--- Job ---
Copy out word for word the lines of the entries, starting at the very first line and ending at the line that contains "message-input[interactable]: [110, 2473, 628, 2556]", including both of those lines.

(Collection entries)
┌──

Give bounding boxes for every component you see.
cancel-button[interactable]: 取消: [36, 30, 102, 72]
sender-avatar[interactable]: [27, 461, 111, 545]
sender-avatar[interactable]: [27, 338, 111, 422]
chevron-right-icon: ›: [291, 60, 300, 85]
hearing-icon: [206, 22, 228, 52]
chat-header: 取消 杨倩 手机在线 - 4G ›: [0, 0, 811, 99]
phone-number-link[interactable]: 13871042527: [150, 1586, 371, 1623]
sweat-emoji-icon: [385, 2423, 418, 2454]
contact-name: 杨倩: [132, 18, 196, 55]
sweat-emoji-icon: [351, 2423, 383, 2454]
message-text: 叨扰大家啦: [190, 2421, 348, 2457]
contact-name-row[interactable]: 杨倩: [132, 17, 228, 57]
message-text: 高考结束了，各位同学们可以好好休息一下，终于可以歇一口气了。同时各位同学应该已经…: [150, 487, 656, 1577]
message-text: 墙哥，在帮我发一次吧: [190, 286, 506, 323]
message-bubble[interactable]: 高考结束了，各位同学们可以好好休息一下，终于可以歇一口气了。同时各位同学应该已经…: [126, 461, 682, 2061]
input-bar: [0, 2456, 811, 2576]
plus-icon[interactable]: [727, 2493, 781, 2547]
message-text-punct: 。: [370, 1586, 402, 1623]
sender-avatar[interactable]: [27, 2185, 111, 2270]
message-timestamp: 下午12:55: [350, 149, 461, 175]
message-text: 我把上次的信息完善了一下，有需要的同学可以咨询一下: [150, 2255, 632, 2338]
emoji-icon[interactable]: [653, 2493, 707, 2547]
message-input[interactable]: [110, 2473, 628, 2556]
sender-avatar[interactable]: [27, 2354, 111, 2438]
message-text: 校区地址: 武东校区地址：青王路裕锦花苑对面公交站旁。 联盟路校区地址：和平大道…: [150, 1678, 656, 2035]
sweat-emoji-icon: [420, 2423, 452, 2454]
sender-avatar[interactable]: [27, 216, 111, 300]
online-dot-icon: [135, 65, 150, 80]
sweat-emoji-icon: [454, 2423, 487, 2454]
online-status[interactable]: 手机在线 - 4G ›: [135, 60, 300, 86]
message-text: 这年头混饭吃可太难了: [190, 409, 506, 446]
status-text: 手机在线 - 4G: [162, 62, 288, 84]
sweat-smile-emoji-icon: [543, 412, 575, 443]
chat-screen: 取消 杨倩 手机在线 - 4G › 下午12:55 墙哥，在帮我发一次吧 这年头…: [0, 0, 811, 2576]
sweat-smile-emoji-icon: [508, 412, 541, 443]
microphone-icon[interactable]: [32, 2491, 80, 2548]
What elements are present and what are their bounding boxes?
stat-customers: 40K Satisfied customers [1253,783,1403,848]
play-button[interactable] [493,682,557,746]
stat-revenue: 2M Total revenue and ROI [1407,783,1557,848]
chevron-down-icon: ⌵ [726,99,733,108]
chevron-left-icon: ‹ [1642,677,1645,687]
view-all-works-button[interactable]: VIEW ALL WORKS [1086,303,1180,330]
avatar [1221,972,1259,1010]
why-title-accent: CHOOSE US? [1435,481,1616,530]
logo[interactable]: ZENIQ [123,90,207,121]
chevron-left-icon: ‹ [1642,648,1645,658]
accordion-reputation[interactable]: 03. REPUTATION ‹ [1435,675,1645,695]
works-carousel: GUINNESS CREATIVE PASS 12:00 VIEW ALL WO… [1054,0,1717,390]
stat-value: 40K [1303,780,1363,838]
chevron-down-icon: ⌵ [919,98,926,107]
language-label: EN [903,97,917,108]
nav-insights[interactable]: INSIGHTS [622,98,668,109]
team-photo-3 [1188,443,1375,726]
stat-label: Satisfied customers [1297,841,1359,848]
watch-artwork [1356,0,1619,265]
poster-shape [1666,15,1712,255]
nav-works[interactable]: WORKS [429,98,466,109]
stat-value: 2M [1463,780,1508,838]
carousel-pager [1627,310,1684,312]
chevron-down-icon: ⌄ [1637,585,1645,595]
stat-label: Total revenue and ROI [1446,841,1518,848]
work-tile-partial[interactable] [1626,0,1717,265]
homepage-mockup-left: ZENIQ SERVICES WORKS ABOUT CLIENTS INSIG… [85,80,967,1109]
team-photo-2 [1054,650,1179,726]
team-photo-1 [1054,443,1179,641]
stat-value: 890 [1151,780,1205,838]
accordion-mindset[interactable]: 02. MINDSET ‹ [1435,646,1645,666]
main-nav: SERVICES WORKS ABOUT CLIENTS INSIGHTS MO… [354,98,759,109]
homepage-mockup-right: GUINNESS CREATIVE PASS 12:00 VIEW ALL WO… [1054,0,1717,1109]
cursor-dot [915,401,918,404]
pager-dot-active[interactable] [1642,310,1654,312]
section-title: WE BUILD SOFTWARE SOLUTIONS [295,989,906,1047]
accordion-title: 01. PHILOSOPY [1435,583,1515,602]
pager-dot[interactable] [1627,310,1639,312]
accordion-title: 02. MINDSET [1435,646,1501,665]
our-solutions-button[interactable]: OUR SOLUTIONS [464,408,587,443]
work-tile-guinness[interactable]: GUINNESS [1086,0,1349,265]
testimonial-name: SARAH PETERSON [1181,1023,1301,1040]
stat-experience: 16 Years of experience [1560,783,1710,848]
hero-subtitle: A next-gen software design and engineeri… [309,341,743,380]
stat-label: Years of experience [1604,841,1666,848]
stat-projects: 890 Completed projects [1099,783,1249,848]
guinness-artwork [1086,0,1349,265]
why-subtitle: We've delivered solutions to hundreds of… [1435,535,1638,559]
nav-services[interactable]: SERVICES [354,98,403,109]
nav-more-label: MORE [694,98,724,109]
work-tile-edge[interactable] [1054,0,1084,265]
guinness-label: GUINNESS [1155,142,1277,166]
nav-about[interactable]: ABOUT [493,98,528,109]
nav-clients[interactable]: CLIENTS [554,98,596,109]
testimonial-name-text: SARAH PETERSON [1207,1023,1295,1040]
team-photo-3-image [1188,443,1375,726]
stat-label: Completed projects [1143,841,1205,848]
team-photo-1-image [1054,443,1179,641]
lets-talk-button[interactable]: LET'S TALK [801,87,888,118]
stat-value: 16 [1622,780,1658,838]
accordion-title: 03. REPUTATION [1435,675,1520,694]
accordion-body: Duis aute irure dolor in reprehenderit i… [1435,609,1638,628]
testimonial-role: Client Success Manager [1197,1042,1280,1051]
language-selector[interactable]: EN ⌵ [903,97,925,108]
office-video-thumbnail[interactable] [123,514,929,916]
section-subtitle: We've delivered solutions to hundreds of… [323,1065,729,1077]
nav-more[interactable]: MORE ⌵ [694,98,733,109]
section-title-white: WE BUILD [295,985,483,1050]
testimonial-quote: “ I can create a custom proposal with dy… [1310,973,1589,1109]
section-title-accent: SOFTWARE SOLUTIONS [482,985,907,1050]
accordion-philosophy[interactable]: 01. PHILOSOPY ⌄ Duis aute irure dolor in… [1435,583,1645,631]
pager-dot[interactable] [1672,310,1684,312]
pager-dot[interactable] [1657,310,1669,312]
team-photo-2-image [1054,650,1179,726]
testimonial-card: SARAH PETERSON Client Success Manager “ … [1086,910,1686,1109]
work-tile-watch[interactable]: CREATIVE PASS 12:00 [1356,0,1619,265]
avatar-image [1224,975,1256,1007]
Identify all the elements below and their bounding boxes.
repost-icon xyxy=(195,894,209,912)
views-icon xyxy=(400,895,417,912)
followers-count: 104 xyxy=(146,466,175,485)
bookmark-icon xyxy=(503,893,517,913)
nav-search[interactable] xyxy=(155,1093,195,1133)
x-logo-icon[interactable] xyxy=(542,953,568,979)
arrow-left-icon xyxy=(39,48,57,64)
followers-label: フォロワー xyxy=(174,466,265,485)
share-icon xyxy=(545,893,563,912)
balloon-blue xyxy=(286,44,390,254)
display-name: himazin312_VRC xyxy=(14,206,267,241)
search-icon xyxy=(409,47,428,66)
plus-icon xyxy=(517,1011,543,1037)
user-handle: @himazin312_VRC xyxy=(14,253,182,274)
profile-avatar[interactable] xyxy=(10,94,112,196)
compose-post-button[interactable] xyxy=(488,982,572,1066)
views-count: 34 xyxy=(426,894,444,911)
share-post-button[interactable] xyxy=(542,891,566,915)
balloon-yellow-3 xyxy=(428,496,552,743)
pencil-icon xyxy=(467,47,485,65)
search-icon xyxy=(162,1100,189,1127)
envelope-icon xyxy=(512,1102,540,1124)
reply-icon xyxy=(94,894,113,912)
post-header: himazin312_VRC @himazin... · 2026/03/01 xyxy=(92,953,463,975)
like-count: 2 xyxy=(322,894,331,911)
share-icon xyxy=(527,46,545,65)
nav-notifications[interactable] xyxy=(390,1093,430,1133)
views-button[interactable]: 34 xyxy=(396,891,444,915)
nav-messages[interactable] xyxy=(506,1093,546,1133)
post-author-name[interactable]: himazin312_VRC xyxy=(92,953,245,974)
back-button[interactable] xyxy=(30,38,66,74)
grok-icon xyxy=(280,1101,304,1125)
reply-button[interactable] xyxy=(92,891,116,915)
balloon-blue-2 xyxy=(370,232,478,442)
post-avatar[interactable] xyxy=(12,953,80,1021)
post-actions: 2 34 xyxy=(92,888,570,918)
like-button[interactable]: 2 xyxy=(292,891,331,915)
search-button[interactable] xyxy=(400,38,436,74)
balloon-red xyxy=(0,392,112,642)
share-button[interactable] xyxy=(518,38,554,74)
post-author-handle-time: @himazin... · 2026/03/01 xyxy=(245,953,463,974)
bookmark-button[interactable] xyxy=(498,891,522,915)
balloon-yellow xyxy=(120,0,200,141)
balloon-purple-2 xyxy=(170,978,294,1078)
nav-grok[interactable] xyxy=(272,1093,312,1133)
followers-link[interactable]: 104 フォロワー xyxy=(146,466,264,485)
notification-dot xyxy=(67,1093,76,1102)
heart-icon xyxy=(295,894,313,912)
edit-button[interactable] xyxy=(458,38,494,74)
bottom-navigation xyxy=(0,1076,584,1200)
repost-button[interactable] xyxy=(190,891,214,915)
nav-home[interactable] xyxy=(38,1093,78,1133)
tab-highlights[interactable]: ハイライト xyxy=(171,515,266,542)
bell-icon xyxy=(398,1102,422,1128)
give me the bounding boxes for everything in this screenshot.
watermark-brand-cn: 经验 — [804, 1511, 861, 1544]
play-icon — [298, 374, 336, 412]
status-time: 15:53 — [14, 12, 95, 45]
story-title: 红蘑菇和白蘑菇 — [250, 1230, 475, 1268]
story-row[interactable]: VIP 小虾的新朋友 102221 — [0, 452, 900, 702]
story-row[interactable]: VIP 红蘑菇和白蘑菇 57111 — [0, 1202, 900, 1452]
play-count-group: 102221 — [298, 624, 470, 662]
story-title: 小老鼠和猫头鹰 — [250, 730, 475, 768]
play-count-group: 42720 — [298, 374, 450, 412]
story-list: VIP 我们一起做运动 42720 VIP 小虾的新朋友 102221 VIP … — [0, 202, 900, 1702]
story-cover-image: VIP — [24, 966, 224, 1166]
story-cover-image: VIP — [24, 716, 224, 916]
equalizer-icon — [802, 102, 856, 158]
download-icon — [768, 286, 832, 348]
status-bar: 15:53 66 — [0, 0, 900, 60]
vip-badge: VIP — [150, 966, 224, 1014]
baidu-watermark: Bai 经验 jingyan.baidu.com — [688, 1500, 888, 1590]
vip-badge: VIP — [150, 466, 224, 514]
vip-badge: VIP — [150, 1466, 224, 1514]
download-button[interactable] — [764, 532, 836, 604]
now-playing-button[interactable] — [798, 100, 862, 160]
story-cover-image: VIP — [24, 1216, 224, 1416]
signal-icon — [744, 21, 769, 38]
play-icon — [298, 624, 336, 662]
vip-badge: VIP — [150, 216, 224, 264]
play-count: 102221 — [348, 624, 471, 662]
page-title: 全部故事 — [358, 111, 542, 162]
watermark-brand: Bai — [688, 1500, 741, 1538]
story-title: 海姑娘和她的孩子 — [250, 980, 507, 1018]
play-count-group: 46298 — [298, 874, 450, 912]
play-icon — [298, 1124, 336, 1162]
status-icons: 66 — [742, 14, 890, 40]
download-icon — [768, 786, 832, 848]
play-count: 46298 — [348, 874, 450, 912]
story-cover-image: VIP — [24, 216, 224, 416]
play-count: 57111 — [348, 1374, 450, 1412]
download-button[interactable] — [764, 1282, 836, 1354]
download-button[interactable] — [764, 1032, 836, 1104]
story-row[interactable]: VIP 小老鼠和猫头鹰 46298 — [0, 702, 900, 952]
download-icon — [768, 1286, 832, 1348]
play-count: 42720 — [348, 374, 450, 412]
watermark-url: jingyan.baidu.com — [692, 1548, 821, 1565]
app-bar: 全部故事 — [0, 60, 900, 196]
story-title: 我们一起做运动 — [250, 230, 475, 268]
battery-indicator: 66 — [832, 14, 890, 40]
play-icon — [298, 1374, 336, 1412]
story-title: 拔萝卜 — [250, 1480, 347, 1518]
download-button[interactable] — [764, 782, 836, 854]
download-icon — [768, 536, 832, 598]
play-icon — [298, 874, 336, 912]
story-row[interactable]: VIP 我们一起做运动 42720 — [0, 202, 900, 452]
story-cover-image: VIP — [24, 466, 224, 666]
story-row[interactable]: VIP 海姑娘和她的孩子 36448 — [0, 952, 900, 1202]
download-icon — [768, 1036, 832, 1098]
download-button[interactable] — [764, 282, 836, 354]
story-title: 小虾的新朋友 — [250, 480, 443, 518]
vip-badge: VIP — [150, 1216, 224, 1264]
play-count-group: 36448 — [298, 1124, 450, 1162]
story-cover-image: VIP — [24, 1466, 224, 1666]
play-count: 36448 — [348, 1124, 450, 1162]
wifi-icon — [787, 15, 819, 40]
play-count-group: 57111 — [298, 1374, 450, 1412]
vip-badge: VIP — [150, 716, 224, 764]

└──

--- Written solution ---
Give bounding boxes for every component you see.
cancel-button[interactable]: 取消: [36, 30, 102, 72]
sender-avatar[interactable]: [27, 461, 111, 545]
sender-avatar[interactable]: [27, 338, 111, 422]
chevron-right-icon: ›: [291, 60, 300, 85]
hearing-icon: [206, 22, 228, 52]
chat-header: 取消 杨倩 手机在线 - 4G ›: [0, 0, 811, 99]
phone-number-link[interactable]: 13871042527: [150, 1586, 371, 1623]
sweat-emoji-icon: [385, 2423, 418, 2454]
contact-name: 杨倩: [132, 18, 196, 55]
sweat-emoji-icon: [351, 2423, 383, 2454]
message-text: 叨扰大家啦: [190, 2421, 348, 2457]
contact-name-row[interactable]: 杨倩: [132, 17, 228, 57]
message-text: 高考结束了，各位同学们可以好好休息一下，终于可以歇一口气了。同时各位同学应该已经…: [150, 487, 656, 1577]
message-text: 墙哥，在帮我发一次吧: [190, 286, 506, 323]
message-bubble[interactable]: 高考结束了，各位同学们可以好好休息一下，终于可以歇一口气了。同时各位同学应该已经…: [126, 461, 682, 2061]
input-bar: [0, 2456, 811, 2576]
plus-icon[interactable]: [727, 2493, 781, 2547]
message-text-punct: 。: [370, 1586, 402, 1623]
sender-avatar[interactable]: [27, 2185, 111, 2270]
message-timestamp: 下午12:55: [350, 149, 461, 175]
message-text: 我把上次的信息完善了一下，有需要的同学可以咨询一下: [150, 2255, 632, 2338]
emoji-icon[interactable]: [653, 2493, 707, 2547]
message-input[interactable]: [110, 2473, 628, 2556]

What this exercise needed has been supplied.